**Brief**: Your task is to copy the material exactly.

■ ■ ■ ■

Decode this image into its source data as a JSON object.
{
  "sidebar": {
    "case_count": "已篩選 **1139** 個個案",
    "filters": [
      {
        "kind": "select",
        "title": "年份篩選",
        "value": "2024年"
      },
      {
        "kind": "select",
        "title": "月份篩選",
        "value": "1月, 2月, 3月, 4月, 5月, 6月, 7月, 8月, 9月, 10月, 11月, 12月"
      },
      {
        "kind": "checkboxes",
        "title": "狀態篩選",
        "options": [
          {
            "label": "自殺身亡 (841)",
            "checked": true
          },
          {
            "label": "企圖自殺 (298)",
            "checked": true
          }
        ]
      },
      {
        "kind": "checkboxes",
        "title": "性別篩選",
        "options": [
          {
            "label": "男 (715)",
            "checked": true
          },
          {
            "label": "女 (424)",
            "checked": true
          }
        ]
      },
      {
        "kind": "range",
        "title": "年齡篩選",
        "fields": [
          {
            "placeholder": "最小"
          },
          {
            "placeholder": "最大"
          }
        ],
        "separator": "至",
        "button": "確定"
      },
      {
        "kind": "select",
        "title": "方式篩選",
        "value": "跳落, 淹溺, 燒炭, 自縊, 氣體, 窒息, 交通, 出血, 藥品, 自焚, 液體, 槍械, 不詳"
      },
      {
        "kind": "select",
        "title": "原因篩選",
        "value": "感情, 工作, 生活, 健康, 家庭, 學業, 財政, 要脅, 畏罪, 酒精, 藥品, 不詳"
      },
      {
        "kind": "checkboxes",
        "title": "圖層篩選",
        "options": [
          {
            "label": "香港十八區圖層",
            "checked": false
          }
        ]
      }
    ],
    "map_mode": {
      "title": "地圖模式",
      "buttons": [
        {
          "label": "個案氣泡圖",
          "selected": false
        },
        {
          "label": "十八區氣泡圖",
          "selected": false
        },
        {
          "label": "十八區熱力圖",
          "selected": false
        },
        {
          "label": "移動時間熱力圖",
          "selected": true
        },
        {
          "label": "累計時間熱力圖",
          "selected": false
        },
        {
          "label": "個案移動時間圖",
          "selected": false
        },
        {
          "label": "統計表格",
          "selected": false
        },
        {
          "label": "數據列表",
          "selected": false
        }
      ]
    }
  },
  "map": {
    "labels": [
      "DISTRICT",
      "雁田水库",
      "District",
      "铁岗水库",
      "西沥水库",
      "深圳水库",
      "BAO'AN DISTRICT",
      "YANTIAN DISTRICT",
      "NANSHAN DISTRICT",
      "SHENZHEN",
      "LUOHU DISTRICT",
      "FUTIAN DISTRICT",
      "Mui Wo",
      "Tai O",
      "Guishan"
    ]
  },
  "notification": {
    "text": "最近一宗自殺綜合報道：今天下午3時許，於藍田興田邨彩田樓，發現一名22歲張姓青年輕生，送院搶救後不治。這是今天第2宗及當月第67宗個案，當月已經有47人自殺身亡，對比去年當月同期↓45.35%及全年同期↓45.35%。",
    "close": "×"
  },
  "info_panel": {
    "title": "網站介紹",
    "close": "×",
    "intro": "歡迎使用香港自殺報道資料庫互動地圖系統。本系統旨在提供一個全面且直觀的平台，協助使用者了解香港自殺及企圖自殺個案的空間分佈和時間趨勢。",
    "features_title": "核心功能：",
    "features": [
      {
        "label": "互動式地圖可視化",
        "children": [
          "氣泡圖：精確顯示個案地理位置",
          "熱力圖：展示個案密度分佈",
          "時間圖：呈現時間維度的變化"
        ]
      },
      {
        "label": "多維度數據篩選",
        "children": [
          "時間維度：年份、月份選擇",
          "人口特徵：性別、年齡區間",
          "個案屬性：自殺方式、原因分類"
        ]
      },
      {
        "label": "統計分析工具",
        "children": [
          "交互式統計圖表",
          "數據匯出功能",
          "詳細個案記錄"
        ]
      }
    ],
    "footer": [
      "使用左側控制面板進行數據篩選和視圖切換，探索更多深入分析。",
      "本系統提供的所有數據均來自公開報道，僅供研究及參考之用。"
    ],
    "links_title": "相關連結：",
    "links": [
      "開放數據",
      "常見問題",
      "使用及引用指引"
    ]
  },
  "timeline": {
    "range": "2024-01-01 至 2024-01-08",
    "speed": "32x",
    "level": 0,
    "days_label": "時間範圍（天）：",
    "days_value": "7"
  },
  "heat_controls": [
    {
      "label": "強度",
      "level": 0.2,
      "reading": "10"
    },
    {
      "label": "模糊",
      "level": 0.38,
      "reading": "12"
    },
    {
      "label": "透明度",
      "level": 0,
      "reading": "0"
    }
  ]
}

■ ■ ■ ■

**Solution**:
Decode this image into its source data as a JSON object.
{
  "sidebar": {
    "case_count": "已篩選 **1139** 個個案",
    "filters": [
      {
        "kind": "select",
        "title": "年份篩選",
        "value": "2024年"
      },
      {
        "kind": "select",
        "title": "月份篩選",
        "value": "1月, 2月, 3月, 4月, 5月, 6月, 7月, 8月, 9月, 10月, 11月, 12月"
      },
      {
        "kind": "checkboxes",
        "title": "狀態篩選",
        "options": [
          {
            "label": "自殺身亡 (841)",
            "checked": true
          },
          {
            "label": "企圖自殺 (298)",
            "checked": true
          }
        ]
      },
      {
        "kind": "checkboxes",
        "title": "性別篩選",
        "options": [
          {
            "label": "男 (715)",
            "checked": true
          },
          {
            "label": "女 (424)",
            "checked": true
          }
        ]
      },
      {
        "kind": "range",
        "title": "年齡篩選",
        "fields": [
          {
            "placeholder": "最小"
          },
          {
            "placeholder": "最大"
          }
        ],
        "separator": "至",
        "button": "確定"
      },
      {
        "kind": "select",
        "title": "方式篩選",
        "value": "跳落, 淹溺, 燒炭, 自縊, 氣體, 窒息, 交通, 出血, 藥品, 自焚, 液體, 槍械, 不詳"
      },
      {
        "kind": "select",
        "title": "原因篩選",
        "value": "感情, 工作, 生活, 健康, 家庭, 學業, 財政, 要脅, 畏罪, 酒精, 藥品, 不詳"
      },
      {
        "kind": "checkboxes",
        "title": "圖層篩選",
        "options": [
          {
            "label": "香港十八區圖層",
            "checked": false
          }
        ]
      }
    ],
    "map_mode": {
      "title": "地圖模式",
      "buttons": [
        {
          "label": "個案氣泡圖",
          "selected": false
        },
        {
          "label": "十八區氣泡圖",
          "selected": false
        },
        {
          "label": "十八區熱力圖",
          "selected": false
        },
        {
          "label": "移動時間熱力圖",
          "selected": true
        },
        {
          "label": "累計時間熱力圖",
          "selected": false
        },
        {
          "label": "個案移動時間圖",
          "selected": false
        },
        {
          "label": "統計表格",
          "selected": false
        },
        {
          "label": "數據列表",
          "selected": false
        }
      ]
    }
  },
  "map": {
    "labels": [
      "DISTRICT",
      "雁田水库",
      "District",
      "铁岗水库",
      "西沥水库",
      "深圳水库",
      "BAO'AN DISTRICT",
      "YANTIAN DISTRICT",
      "NANSHAN DISTRICT",
      "SHENZHEN",
      "LUOHU DISTRICT",
      "FUTIAN DISTRICT",
      "Mui Wo",
      "Tai O",
      "Guishan"
    ]
  },
  "notification": {
    "text": "最近一宗自殺綜合報道：今天下午3時許，於藍田興田邨彩田樓，發現一名22歲張姓青年輕生，送院搶救後不治。這是今天第2宗及當月第67宗個案，當月已經有47人自殺身亡，對比去年當月同期↓45.35%及全年同期↓45.35%。",
    "close": "×"
  },
  "info_panel": {
    "title": "網站介紹",
    "close": "×",
    "intro": "歡迎使用香港自殺報道資料庫互動地圖系統。本系統旨在提供一個全面且直觀的平台，協助使用者了解香港自殺及企圖自殺個案的空間分佈和時間趨勢。",
    "features_title": "核心功能：",
    "features": [
      {
        "label": "互動式地圖可視化",
        "children": [
          "氣泡圖：精確顯示個案地理位置",
          "熱力圖：展示個案密度分佈",
          "時間圖：呈現時間維度的變化"
        ]
      },
      {
        "label": "多維度數據篩選",
        "children": [
          "時間維度：年份、月份選擇",
          "人口特徵：性別、年齡區間",
          "個案屬性：自殺方式、原因分類"
        ]
      },
      {
        "label": "統計分析工具",
        "children": [
          "交互式統計圖表",
          "數據匯出功能",
          "詳細個案記錄"
        ]
      }
    ],
    "footer": [
      "使用左側控制面板進行數據篩選和視圖切換，探索更多深入分析。",
      "本系統提供的所有數據均來自公開報道，僅供研究及參考之用。"
    ],
    "links_title": "相關連結：",
    "links": [
      "開放數據",
      "常見問題",
      "使用及引用指引"
    ]
  },
  "timeline": {
    "range": "2024-01-01 至 2024-01-08",
    "speed": "32x",
    "level": 0,
    "days_label": "時間範圍（天）：",
    "days_value": "7"
  },
  "heat_controls": [
    {
      "label": "強度",
      "level": 0.2,
      "reading": "10"
    },
    {
      "label": "模糊",
      "level": 0.38,
      "reading": "12"
    },
    {
      "label": "透明度",
      "level": 0,
      "reading": "0"
    }
  ]
}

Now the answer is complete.